What you will do> Below are records. Count every line containing the word "title" and give the number alone.

>> BEGIN Data records

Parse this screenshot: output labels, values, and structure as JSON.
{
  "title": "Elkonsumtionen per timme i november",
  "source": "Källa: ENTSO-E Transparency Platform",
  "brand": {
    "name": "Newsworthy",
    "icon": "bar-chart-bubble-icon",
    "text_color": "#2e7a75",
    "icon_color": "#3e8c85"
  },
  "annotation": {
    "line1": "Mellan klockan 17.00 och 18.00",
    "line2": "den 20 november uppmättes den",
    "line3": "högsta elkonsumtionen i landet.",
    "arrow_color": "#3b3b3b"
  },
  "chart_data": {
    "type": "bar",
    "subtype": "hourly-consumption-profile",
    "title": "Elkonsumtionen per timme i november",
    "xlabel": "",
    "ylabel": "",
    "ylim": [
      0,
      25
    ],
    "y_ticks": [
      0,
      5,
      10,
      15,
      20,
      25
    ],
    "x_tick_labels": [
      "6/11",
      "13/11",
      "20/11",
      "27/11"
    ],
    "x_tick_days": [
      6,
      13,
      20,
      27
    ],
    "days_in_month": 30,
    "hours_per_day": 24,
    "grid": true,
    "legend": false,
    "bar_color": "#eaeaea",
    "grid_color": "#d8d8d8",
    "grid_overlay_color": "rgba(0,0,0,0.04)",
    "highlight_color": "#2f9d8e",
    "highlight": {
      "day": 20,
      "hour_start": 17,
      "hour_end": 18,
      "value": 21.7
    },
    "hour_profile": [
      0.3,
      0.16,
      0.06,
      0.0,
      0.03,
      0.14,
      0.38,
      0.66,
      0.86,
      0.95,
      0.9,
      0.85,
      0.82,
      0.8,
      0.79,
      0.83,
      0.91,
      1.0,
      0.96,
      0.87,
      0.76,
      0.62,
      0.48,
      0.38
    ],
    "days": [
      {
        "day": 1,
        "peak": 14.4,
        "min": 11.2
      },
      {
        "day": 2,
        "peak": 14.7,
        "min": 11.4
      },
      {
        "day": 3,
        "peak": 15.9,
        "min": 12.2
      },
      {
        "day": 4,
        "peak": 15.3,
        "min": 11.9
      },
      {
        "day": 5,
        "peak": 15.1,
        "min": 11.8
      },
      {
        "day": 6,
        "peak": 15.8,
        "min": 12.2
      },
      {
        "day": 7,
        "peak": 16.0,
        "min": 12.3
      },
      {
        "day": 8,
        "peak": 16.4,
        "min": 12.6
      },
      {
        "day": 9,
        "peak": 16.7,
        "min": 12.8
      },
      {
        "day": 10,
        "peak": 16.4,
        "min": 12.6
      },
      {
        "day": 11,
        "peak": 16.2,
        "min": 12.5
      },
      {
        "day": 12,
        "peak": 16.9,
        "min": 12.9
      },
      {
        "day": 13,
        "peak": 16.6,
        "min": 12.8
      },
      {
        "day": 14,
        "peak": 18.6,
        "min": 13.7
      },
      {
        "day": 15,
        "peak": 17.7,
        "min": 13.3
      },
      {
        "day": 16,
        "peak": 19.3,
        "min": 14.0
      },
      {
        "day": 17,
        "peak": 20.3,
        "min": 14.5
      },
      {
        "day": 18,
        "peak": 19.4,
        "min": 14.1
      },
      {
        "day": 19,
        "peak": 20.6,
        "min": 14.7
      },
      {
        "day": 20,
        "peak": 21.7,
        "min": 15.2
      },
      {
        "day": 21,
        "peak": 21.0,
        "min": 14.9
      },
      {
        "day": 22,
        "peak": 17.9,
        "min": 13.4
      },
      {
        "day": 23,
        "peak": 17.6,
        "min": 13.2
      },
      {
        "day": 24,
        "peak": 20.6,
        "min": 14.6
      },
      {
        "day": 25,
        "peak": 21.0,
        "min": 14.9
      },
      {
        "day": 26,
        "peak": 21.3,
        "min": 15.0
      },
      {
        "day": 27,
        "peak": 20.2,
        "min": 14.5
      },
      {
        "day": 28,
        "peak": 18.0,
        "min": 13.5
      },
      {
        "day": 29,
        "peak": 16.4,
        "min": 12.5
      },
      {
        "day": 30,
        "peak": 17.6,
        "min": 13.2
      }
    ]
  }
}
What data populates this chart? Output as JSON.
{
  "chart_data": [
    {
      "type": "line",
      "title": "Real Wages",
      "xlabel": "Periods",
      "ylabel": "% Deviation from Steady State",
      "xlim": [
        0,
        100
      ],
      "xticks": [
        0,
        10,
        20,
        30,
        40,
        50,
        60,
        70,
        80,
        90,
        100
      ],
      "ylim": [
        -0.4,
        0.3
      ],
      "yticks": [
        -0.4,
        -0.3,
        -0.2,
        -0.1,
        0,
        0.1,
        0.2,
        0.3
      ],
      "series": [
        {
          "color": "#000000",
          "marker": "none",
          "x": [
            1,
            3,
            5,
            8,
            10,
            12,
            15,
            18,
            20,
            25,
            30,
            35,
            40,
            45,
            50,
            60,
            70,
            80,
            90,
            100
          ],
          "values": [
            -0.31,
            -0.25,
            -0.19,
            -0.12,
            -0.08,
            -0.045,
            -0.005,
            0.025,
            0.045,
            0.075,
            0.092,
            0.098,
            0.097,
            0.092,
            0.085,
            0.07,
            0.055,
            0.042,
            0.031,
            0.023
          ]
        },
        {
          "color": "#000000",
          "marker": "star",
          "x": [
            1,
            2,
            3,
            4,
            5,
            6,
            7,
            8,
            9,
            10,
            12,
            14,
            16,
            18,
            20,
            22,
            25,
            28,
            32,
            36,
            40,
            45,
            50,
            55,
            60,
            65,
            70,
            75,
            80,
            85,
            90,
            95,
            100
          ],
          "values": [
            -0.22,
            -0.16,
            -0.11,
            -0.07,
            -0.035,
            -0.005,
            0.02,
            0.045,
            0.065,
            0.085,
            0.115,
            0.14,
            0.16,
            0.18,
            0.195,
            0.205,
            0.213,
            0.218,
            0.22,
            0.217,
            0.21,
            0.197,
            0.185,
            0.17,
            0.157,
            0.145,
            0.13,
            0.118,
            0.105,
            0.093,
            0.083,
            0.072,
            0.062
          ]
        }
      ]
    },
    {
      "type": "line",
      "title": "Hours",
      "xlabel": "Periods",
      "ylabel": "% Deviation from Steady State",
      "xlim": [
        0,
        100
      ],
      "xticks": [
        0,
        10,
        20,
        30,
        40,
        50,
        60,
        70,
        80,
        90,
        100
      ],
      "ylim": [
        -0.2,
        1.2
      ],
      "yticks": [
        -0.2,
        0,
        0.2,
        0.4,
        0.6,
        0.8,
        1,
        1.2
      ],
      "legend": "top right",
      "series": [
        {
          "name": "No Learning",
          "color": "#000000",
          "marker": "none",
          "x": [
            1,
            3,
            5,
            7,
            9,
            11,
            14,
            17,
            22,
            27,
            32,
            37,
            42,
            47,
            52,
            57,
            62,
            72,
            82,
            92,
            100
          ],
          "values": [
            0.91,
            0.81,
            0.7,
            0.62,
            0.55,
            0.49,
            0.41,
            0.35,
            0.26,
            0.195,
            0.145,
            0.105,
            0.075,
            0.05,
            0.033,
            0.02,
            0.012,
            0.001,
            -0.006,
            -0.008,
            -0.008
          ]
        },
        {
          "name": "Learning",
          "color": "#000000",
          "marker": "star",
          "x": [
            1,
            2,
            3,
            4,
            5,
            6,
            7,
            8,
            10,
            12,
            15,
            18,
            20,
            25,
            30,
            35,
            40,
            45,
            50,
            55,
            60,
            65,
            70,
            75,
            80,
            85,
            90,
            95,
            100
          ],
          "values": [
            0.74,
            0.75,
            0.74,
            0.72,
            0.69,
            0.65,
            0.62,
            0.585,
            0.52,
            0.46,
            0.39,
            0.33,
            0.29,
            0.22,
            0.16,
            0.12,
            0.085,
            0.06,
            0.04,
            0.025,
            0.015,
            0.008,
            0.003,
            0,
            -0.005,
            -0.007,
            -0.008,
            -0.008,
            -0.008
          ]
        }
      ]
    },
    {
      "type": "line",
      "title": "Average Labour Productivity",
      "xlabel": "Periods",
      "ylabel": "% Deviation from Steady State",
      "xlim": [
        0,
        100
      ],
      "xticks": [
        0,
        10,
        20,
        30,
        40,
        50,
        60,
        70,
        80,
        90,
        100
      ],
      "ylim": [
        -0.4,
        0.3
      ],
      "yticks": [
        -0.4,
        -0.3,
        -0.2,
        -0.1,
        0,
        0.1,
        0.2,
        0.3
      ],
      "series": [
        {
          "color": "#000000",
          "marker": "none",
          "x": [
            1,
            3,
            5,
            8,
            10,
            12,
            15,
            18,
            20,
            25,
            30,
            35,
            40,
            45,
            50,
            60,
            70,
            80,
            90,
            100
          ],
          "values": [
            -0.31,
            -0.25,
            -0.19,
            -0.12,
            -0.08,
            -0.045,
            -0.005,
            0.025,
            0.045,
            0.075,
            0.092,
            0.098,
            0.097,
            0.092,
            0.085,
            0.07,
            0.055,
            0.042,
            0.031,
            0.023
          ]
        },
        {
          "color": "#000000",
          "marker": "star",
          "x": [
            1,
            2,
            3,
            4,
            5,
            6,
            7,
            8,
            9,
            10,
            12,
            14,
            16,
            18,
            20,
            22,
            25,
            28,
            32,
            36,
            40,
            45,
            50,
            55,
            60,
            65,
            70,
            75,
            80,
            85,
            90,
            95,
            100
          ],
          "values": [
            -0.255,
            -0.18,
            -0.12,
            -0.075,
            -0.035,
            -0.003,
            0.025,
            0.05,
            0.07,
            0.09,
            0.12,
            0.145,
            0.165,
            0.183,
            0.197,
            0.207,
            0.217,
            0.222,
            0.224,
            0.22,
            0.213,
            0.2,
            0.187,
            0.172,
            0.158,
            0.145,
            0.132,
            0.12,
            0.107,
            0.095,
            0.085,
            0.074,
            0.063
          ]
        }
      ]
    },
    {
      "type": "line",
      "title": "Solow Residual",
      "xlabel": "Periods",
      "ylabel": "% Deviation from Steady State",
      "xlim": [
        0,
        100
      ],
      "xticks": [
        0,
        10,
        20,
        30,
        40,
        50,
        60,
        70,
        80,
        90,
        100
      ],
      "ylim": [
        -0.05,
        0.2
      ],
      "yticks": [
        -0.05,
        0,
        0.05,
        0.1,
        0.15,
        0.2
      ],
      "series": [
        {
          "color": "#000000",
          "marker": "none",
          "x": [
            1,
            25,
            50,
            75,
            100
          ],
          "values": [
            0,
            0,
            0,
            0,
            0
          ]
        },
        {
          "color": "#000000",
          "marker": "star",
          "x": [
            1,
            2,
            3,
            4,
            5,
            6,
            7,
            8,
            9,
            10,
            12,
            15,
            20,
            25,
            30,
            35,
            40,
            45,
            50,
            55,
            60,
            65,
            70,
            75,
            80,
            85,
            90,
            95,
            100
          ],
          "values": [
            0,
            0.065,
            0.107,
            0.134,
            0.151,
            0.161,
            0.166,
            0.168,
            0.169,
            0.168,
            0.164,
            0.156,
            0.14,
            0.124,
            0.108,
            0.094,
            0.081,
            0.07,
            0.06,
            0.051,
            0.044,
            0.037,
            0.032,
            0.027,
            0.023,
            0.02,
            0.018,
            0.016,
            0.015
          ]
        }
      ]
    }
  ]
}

>> END Data records

Solved exercise> 6